══ AVAILABLE DATA ══

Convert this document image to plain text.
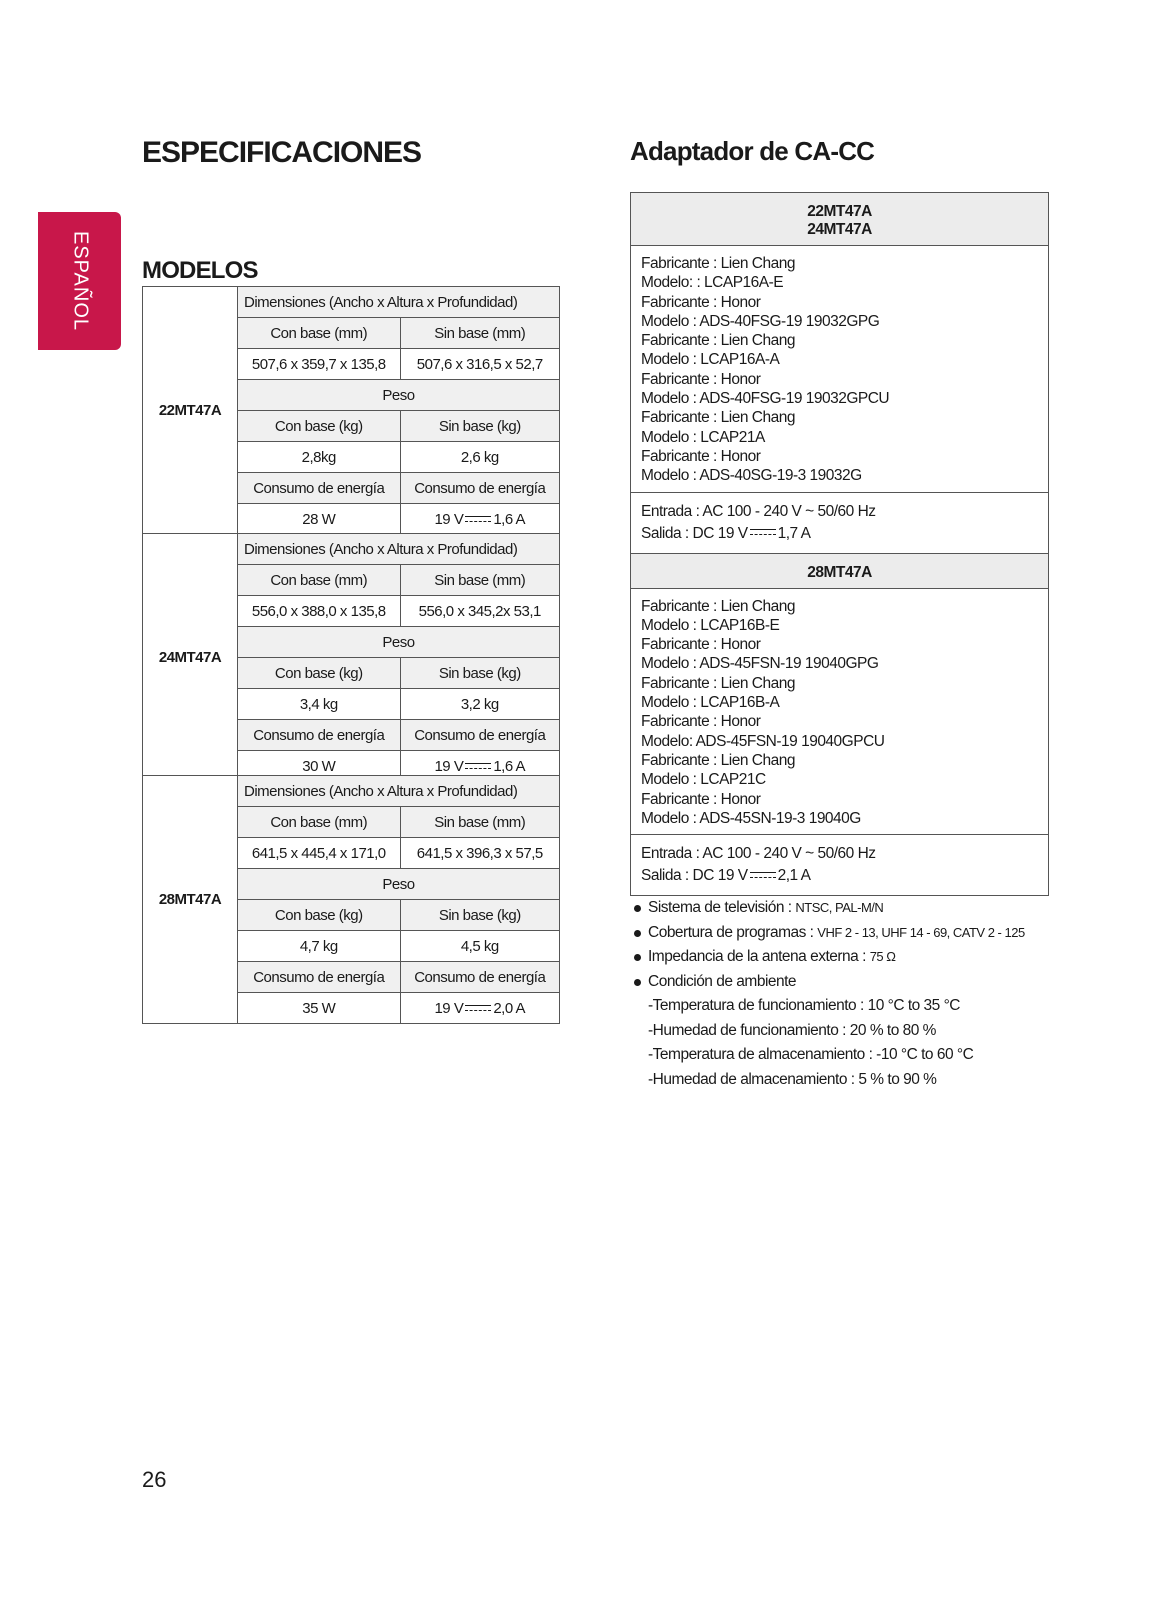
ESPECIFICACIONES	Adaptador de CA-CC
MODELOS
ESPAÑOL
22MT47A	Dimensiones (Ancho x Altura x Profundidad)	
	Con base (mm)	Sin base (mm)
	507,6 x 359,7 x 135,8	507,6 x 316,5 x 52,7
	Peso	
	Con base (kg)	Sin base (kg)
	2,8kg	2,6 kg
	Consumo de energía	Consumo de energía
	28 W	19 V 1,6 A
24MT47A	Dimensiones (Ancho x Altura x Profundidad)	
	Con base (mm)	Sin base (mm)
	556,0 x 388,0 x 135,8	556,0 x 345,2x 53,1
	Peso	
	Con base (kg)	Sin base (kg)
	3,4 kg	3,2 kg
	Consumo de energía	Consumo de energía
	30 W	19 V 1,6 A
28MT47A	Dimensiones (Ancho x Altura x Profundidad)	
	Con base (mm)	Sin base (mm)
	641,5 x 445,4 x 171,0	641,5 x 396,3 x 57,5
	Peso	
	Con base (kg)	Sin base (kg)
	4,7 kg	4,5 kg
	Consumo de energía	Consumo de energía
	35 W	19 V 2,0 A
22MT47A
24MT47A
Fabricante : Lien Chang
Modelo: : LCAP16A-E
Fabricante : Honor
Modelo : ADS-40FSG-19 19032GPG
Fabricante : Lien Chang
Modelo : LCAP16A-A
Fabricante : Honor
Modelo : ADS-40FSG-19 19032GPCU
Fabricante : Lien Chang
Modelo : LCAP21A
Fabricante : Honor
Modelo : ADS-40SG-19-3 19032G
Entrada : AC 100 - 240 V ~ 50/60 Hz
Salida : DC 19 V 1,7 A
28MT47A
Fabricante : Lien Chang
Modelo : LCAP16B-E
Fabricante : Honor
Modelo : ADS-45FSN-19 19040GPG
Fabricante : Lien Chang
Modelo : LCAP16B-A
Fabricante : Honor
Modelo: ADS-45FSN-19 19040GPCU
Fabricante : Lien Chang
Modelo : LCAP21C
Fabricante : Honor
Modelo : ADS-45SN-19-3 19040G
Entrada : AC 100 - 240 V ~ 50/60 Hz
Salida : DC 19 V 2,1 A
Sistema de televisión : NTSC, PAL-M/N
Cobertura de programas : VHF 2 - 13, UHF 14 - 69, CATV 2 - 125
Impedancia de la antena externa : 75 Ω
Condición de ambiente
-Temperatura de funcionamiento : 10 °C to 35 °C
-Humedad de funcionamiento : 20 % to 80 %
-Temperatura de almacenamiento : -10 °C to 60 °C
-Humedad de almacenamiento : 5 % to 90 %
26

═══
══ AVAILABLE DATA ══

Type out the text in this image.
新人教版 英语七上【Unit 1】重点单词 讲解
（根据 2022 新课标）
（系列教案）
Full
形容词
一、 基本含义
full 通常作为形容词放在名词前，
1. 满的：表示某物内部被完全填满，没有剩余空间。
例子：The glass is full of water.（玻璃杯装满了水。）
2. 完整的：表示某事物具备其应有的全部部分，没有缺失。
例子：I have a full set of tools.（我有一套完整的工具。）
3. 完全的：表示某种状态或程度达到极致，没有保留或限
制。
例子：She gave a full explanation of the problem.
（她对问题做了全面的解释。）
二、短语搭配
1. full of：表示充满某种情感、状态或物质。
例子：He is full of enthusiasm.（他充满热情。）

═══
══ AVAILABLE DATA ══

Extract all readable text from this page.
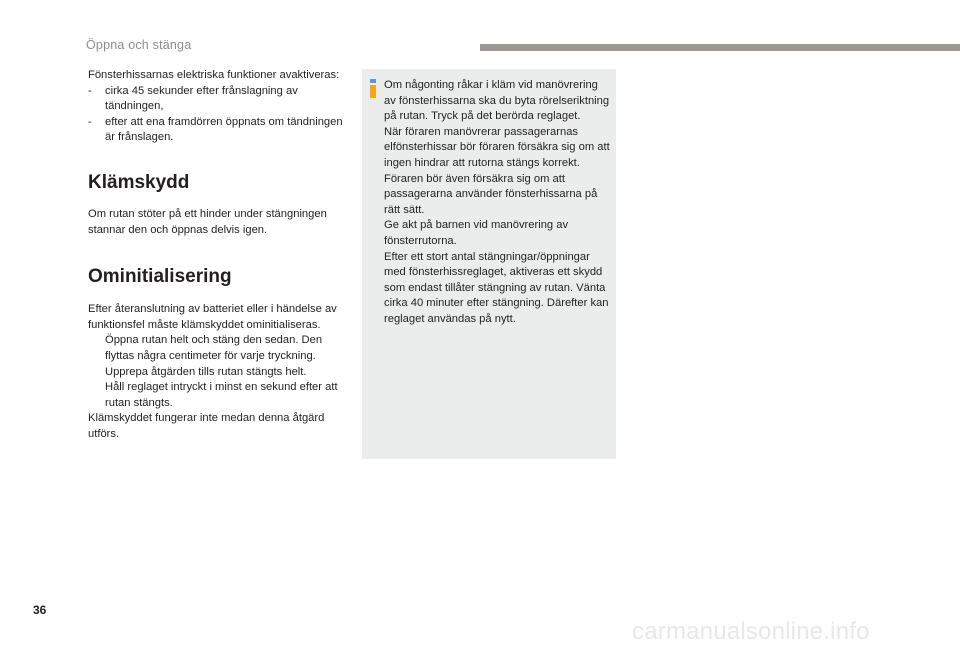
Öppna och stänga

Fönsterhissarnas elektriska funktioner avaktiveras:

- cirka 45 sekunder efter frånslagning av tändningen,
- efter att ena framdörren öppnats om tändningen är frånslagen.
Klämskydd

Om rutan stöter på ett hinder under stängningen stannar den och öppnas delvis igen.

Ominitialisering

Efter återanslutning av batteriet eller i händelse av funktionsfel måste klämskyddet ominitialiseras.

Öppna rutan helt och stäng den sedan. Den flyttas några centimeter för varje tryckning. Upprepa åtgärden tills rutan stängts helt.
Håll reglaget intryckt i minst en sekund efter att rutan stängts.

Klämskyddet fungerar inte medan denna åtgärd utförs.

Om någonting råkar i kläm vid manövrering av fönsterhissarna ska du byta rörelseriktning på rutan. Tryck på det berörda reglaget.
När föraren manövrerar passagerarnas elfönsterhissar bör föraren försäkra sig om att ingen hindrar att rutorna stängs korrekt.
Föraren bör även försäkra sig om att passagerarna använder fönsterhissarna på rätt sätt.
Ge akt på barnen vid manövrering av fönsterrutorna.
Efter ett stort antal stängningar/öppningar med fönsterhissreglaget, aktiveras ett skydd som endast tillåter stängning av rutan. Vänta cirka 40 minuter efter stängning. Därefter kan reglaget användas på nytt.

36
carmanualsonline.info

═══

INSTRUCTIONS FOR THE TASK → Take every line containing the word "this" and copy it.

REPLY TO THE TASK →
Convert this document image to plain text.
Type out the text in this image.
Extract all readable text from this page.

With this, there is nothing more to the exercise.